▶ **DIRECTION**
From the entries that follow, list every line in which the string "iniciar" appears.

----

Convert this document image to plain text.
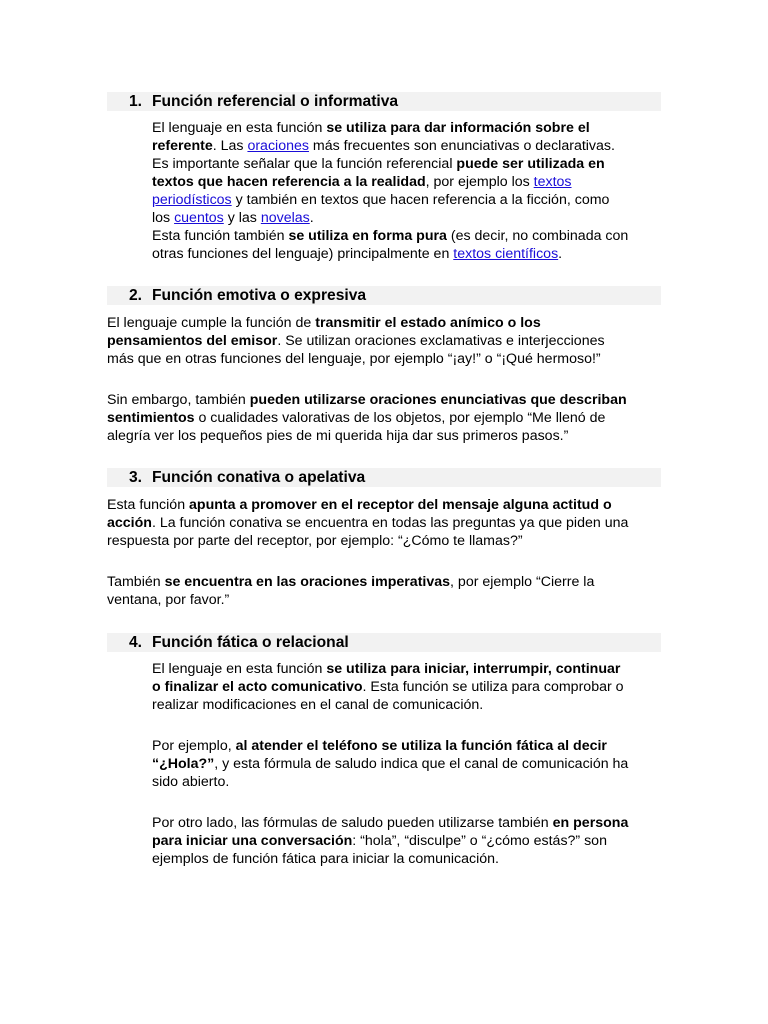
1. Función referencial o informativa

El lenguaje en esta función se utiliza para dar información sobre el

referente. Las oraciones más frecuentes son enunciativas o declarativas.

Es importante señalar que la función referencial puede ser utilizada en

textos que hacen referencia a la realidad, por ejemplo los textos

periodísticos y también en textos que hacen referencia a la ficción, como

los cuentos y las novelas.

Esta función también se utiliza en forma pura (es decir, no combinada con

otras funciones del lenguaje) principalmente en textos científicos.

2. Función emotiva o expresiva

El lenguaje cumple la función de transmitir el estado anímico o los

pensamientos del emisor. Se utilizan oraciones exclamativas e interjecciones

más que en otras funciones del lenguaje, por ejemplo “¡ay!” o “¡Qué hermoso!”

Sin embargo, también pueden utilizarse oraciones enunciativas que describan

sentimientos o cualidades valorativas de los objetos, por ejemplo “Me llenó de

alegría ver los pequeños pies de mi querida hija dar sus primeros pasos.”

3. Función conativa o apelativa

Esta función apunta a promover en el receptor del mensaje alguna actitud o

acción. La función conativa se encuentra en todas las preguntas ya que piden una

respuesta por parte del receptor, por ejemplo: “¿Cómo te llamas?”

También se encuentra en las oraciones imperativas, por ejemplo “Cierre la

ventana, por favor.”

4. Función fática o relacional

El lenguaje en esta función se utiliza para iniciar, interrumpir, continuar

o finalizar el acto comunicativo. Esta función se utiliza para comprobar o

realizar modificaciones en el canal de comunicación.

Por ejemplo, al atender el teléfono se utiliza la función fática al decir

“¿Hola?”, y esta fórmula de saludo indica que el canal de comunicación ha

sido abierto.

Por otro lado, las fórmulas de saludo pueden utilizarse también en persona

para iniciar una conversación: “hola”, “disculpe” o “¿cómo estás?” son

ejemplos de función fática para iniciar la comunicación.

----

▶ **SOLVED EXERCISE**
El lenguaje en esta función se utiliza para iniciar, interrumpir, continuar
para iniciar una conversación: “hola”, “disculpe” o “¿cómo estás?” son
ejemplos de función fática para iniciar la comunicación.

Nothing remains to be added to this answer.